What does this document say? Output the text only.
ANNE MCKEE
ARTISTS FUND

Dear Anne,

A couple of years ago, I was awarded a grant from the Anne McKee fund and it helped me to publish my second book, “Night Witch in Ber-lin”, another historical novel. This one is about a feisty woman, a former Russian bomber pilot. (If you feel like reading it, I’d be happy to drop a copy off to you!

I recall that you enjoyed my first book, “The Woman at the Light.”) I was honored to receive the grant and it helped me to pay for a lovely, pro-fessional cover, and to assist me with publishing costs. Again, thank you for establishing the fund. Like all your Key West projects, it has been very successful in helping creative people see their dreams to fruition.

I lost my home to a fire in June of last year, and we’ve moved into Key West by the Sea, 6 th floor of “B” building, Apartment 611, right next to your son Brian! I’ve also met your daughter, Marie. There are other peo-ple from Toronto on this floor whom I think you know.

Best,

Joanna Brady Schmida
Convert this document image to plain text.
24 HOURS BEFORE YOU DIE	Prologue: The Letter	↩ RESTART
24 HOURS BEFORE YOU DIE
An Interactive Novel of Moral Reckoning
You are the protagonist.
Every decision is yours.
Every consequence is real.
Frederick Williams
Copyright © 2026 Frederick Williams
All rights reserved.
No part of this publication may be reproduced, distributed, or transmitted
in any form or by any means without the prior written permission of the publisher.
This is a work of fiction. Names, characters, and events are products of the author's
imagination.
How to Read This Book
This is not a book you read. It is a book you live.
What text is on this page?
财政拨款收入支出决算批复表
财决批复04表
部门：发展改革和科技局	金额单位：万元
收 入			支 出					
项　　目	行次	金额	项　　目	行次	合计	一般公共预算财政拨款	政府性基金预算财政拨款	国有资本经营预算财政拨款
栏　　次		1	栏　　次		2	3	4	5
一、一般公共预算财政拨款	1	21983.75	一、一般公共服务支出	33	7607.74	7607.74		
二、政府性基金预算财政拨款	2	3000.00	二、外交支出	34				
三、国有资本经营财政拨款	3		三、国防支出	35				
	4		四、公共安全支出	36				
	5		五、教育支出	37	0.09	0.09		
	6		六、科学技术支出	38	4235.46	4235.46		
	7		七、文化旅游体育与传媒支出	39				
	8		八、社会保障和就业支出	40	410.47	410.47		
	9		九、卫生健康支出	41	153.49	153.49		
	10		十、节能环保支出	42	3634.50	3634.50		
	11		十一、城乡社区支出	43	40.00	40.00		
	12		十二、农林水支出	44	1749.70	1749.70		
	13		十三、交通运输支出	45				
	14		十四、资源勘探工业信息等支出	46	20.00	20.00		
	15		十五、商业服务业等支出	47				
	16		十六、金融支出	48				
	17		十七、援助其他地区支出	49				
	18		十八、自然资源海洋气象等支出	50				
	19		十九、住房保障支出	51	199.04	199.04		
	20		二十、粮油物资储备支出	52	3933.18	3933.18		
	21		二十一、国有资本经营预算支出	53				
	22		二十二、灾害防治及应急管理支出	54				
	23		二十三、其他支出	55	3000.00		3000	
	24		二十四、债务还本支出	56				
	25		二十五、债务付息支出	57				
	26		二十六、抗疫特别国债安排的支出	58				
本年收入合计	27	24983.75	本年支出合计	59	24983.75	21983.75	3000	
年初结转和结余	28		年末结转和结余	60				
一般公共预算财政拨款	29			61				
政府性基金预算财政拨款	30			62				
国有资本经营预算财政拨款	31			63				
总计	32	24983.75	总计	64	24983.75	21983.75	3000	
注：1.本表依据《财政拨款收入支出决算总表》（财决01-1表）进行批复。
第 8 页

--------

#### Task:
Determine the number of lines containing "What". Write only that number.

#### Response for this exercise:
2